# Problem to solve:
Look through the data below and return each line where "液化石油气" appears.

[Dataset excerpt]

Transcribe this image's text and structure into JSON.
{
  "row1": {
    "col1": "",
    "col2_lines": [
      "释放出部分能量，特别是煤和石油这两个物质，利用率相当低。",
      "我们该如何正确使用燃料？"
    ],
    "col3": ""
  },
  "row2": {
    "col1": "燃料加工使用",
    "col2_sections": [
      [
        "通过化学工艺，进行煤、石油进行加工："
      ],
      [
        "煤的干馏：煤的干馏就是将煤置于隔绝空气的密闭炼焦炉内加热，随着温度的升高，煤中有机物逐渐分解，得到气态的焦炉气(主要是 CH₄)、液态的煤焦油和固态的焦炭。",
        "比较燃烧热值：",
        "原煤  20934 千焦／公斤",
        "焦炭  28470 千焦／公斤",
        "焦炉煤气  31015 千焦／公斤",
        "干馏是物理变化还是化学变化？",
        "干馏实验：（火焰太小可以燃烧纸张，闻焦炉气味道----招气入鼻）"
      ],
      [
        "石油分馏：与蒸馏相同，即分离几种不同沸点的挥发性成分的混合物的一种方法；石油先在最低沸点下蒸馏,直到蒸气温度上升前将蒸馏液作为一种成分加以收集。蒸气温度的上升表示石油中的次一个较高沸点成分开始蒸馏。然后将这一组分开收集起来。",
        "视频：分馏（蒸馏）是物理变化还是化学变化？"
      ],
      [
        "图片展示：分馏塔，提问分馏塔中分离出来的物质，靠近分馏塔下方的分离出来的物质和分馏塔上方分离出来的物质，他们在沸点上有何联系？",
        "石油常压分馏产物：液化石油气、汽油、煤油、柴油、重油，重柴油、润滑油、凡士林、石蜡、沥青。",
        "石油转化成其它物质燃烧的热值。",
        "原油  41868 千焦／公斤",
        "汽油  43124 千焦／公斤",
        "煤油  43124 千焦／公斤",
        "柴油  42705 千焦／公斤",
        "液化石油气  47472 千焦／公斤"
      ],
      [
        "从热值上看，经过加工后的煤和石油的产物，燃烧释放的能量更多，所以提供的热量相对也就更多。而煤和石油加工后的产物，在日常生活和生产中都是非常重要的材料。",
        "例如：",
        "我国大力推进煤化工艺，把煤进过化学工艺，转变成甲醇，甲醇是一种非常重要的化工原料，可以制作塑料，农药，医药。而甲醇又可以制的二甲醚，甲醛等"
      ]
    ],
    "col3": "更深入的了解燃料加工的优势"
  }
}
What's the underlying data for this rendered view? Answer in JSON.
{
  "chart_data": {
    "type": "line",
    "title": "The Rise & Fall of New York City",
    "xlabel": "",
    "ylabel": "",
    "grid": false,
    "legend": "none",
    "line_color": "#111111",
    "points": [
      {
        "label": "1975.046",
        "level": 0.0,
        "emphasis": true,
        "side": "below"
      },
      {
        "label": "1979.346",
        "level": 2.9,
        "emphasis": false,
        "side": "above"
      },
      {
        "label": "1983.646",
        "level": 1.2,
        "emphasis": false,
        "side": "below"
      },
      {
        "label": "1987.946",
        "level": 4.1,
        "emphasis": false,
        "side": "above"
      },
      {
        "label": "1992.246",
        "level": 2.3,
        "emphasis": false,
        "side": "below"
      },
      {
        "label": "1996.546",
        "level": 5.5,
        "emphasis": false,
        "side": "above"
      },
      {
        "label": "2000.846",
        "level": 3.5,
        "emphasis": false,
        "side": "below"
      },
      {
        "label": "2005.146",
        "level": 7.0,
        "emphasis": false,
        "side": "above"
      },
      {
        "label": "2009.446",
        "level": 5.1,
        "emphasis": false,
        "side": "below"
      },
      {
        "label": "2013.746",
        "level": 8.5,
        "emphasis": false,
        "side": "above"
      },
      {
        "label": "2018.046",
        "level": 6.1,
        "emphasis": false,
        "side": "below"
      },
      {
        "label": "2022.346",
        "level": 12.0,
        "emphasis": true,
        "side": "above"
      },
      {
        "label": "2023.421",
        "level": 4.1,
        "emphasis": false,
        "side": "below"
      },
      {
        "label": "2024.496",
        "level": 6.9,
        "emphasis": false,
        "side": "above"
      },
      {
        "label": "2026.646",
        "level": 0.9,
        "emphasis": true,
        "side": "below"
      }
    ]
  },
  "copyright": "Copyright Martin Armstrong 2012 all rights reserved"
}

# Response:
        "石油常压分馏产物：液化石油气、汽油、煤油、柴油、重油，重柴油、润滑油、凡士林、石蜡、沥青。",
        "液化石油气  47472 千焦／公斤"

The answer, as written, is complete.